--- Work required ---
Look through the material and copy each line holding "Выделить".

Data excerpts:
--------------------
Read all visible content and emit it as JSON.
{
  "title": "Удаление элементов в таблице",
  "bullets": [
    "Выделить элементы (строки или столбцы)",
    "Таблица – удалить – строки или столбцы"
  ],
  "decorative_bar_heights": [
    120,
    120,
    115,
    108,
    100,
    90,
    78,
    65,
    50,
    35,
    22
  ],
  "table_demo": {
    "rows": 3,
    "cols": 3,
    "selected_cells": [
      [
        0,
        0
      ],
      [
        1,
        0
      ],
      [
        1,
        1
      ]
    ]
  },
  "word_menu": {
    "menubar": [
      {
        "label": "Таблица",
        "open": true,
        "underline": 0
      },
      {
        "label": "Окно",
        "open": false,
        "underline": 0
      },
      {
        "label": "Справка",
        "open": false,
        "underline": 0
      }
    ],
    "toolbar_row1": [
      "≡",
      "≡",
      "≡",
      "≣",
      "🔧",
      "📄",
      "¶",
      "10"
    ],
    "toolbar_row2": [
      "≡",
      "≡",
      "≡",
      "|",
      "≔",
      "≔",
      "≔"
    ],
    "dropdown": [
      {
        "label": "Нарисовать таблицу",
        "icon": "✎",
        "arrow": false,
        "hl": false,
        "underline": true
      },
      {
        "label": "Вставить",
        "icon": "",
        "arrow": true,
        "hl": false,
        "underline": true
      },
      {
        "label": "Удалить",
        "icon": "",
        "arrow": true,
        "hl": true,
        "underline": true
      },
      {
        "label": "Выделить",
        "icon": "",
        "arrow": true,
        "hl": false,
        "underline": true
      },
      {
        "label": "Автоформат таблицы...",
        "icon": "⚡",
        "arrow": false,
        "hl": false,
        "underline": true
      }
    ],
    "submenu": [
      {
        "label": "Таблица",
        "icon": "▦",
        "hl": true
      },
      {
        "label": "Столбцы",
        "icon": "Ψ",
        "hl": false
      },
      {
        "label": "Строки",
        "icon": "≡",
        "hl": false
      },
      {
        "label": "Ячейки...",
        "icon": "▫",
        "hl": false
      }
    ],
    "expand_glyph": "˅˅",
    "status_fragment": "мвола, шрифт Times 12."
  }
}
--------------------
--- Answer in full ---
    "Выделить элементы (строки или столбцы)",
        "label": "Выделить",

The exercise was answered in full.